*Stated exercise*. In the copy, keep every record exact and leave out all images.

Stored records

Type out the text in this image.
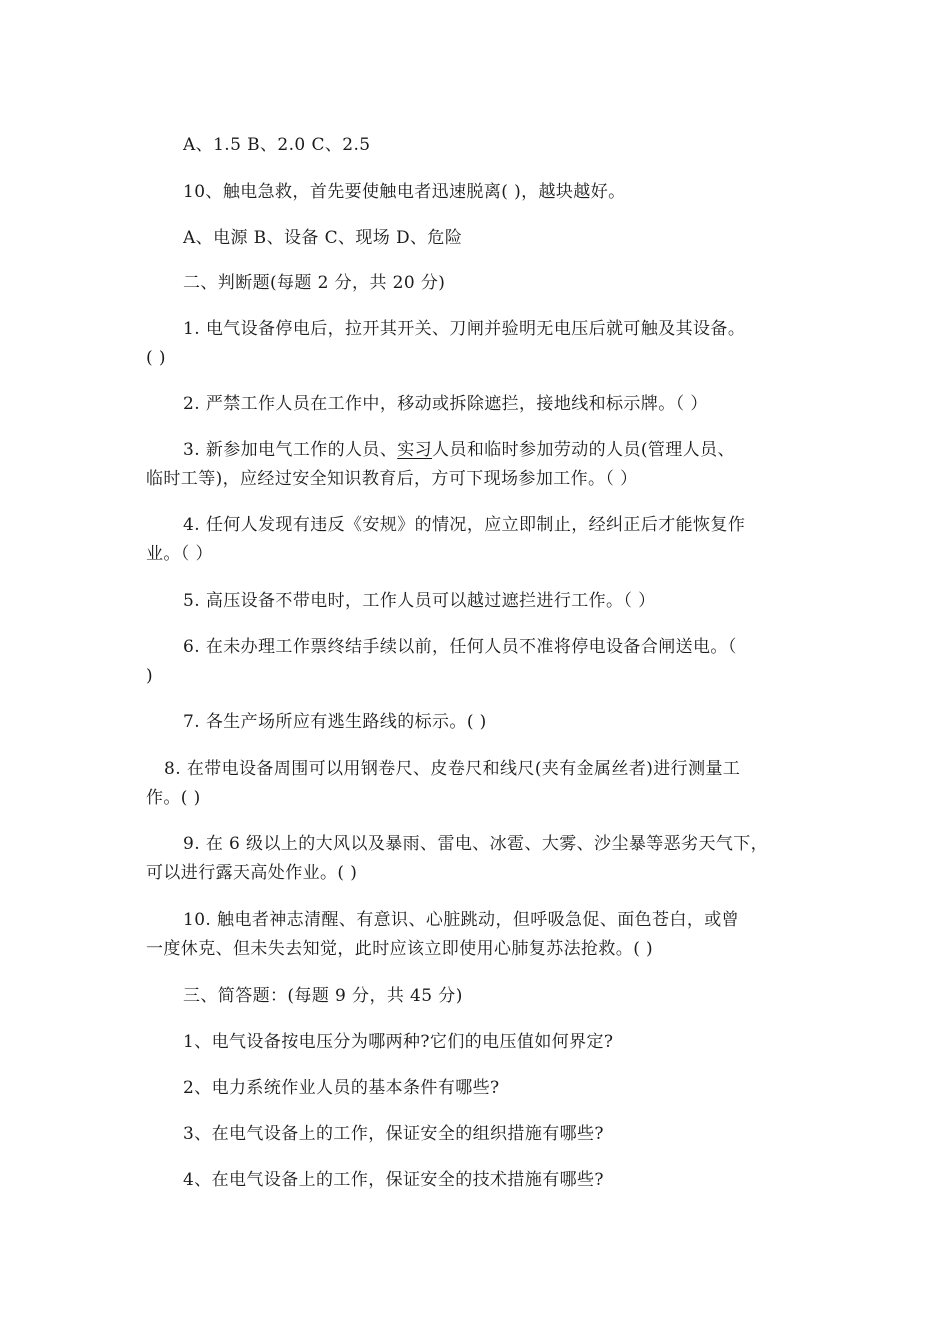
A、1.5 B、2.0 C、2.5
10、触电急救，首先要使触电者迅速脱离( )，越块越好。
A、电源 B、设备 C、现场 D、危险
二、判断题(每题 2 分，共 20 分)
1. 电气设备停电后，拉开其开关、刀闸并验明无电压后就可触及其设备。
( )
2. 严禁工作人员在工作中，移动或拆除遮拦，接地线和标示牌。（ ）
3. 新参加电气工作的人员、实习人员和临时参加劳动的人员(管理人员、
临时工等)，应经过安全知识教育后，方可下现场参加工作。（ ）
4. 任何人发现有违反《安规》的情况，应立即制止，经纠正后才能恢复作
业。（ ）
5. 高压设备不带电时，工作人员可以越过遮拦进行工作。（ ）
6. 在未办理工作票终结手续以前，任何人员不准将停电设备合闸送电。（
)
7. 各生产场所应有逃生路线的标示。( )
8. 在带电设备周围可以用钢卷尺、皮卷尺和线尺(夹有金属丝者)进行测量工
作。( )
9. 在 6 级以上的大风以及暴雨、雷电、冰雹、大雾、沙尘暴等恶劣天气下，
可以进行露天高处作业。( )
10. 触电者神志清醒、有意识、心脏跳动，但呼吸急促、面色苍白，或曾
一度休克、但未失去知觉，此时应该立即使用心肺复苏法抢救。( )
三、简答题：(每题 9 分，共 45 分)
1、电气设备按电压分为哪两种?它们的电压值如何界定?
2、电力系统作业人员的基本条件有哪些?
3、在电气设备上的工作，保证安全的组织措施有哪些?
4、在电气设备上的工作，保证安全的技术措施有哪些?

*Exercise solution*.
Type out the text in this image.
A、1.5 B、2.0 C、2.5
10、触电急救，首先要使触电者迅速脱离( )，越块越好。
A、电源 B、设备 C、现场 D、危险
二、判断题(每题 2 分，共 20 分)
1. 电气设备停电后，拉开其开关、刀闸并验明无电压后就可触及其设备。
( )
2. 严禁工作人员在工作中，移动或拆除遮拦，接地线和标示牌。（ ）
3. 新参加电气工作的人员、实习人员和临时参加劳动的人员(管理人员、
临时工等)，应经过安全知识教育后，方可下现场参加工作。（ ）
4. 任何人发现有违反《安规》的情况，应立即制止，经纠正后才能恢复作
业。（ ）
5. 高压设备不带电时，工作人员可以越过遮拦进行工作。（ ）
6. 在未办理工作票终结手续以前，任何人员不准将停电设备合闸送电。（
)
7. 各生产场所应有逃生路线的标示。( )
8. 在带电设备周围可以用钢卷尺、皮卷尺和线尺(夹有金属丝者)进行测量工
作。( )
9. 在 6 级以上的大风以及暴雨、雷电、冰雹、大雾、沙尘暴等恶劣天气下，
可以进行露天高处作业。( )
10. 触电者神志清醒、有意识、心脏跳动，但呼吸急促、面色苍白，或曾
一度休克、但未失去知觉，此时应该立即使用心肺复苏法抢救。( )
三、简答题：(每题 9 分，共 45 分)
1、电气设备按电压分为哪两种?它们的电压值如何界定?
2、电力系统作业人员的基本条件有哪些?
3、在电气设备上的工作，保证安全的组织措施有哪些?
4、在电气设备上的工作，保证安全的技术措施有哪些?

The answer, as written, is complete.